__Requirement__: Search the data for the word "delle". Reproduce every line where it is found.

=====

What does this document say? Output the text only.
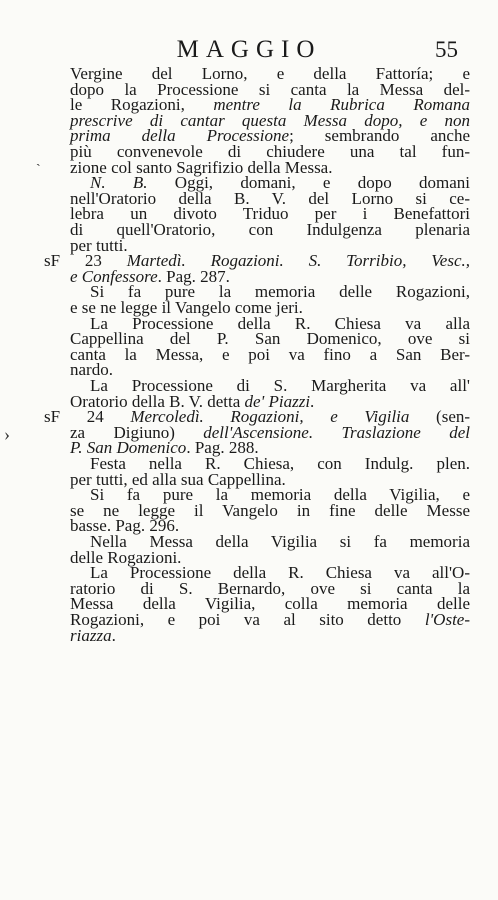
MAGGIO	55
›
ˎ
Vergine del Lorno, e della Fattoría; e
dopo la Processione si canta la Messa del-
le Rogazioni, mentre la Rubrica Romana
prescrive di cantar questa Messa dopo, e non
prima della Processione; sembrando anche
più convenevole di chiudere una tal fun-
zione col santo Sagrifizio della Messa.
N. B. Oggi, domani, e dopo domani
nell'Oratorio della B. V. del Lorno si ce-
lebra un divoto Triduo per i Benefattori
di quell'Oratorio, con Indulgenza plenaria
per tutti.
sF 23 Martedì. Rogazioni. S. Torribio, Vesc.,
e Confessore. Pag. 287.
Si fa pure la memoria delle Rogazioni,
e se ne legge il Vangelo come jeri.
La Processione della R. Chiesa va alla
Cappellina del P. San Domenico, ove si
canta la Messa, e poi va fino a San Ber-
nardo.
La Processione di S. Margherita va all'
Oratorio della B. V. detta de' Piazzi.
sF 24 Mercoledì. Rogazioni, e Vigilia (sen-
za Digiuno) dell'Ascensione. Traslazione del
P. San Domenico. Pag. 288.
Festa nella R. Chiesa, con Indulg. plen.
per tutti, ed alla sua Cappellina.
Si fa pure la memoria della Vigilia, e
se ne legge il Vangelo in fine delle Messe
basse. Pag. 296.
Nella Messa della Vigilia si fa memoria
delle Rogazioni.
La Processione della R. Chiesa va all'O-
ratorio di S. Bernardo, ove si canta la
Messa della Vigilia, colla memoria delle
Rogazioni, e poi va al sito detto l'Oste-
riazza.
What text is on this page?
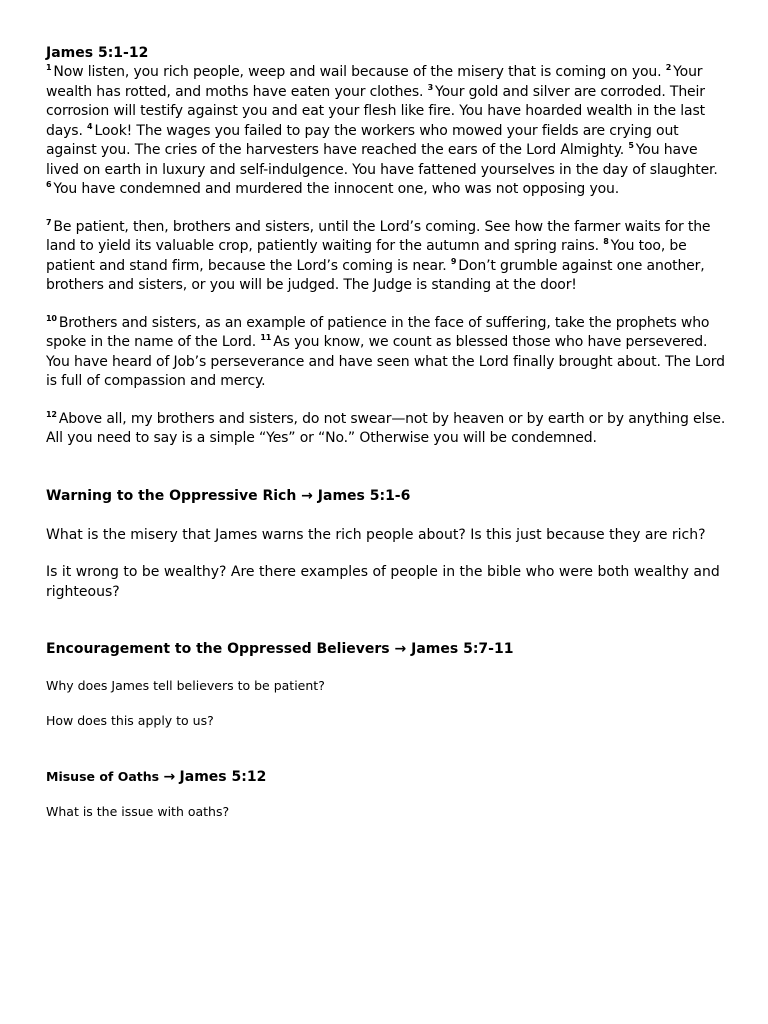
James 5:1-12

$^1$ Now listen, you rich people, weep and wail because of the misery that is coming on you. $^2$ Your wealth has rotted, and moths have eaten your clothes. $^3$ Your gold and silver are corroded. Their corrosion will testify against you and eat your flesh like fire. You have hoarded wealth in the last days. $^4$ Look! The wages you failed to pay the workers who mowed your fields are crying out against you. The cries of the harvesters have reached the ears of the Lord Almighty. $^5$ You have lived on earth in luxury and self-indulgence. You have fattened yourselves in the day of slaughter. $^6$ You have condemned and murdered the innocent one, who was not opposing you.

$^7$ Be patient, then, brothers and sisters, until the Lord’s coming. See how the farmer waits for the land to yield its valuable crop, patiently waiting for the autumn and spring rains. $^8$ You too, be patient and stand firm, because the Lord’s coming is near. $^9$ Don’t grumble against one another, brothers and sisters, or you will be judged. The Judge is standing at the door!

$^{10}$ Brothers and sisters, as an example of patience in the face of suffering, take the prophets who spoke in the name of the Lord. $^{11}$ As you know, we count as blessed those who have persevered. You have heard of Job’s perseverance and have seen what the Lord finally brought about. The Lord is full of compassion and mercy.

$^{12}$ Above all, my brothers and sisters, do not swear—not by heaven or by earth or by anything else. All you need to say is a simple “Yes” or “No.” Otherwise you will be condemned.

Warning to the Oppressive Rich → James 5:1-6

What is the misery that James warns the rich people about? Is this just because they are rich?

Is it wrong to be wealthy? Are there examples of people in the bible who were both wealthy and righteous?

Encouragement to the Oppressed Believers → James 5:7-11

Why does James tell believers to be patient?

How does this apply to us?

Misuse of Oaths → James 5:12

What is the issue with oaths?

=====

__Task answer__:
Si fa pure la memoria delle Rogazioni,
se ne legge il Vangelo in fine delle Messe
delle Rogazioni.
Messa della Vigilia, colla memoria delle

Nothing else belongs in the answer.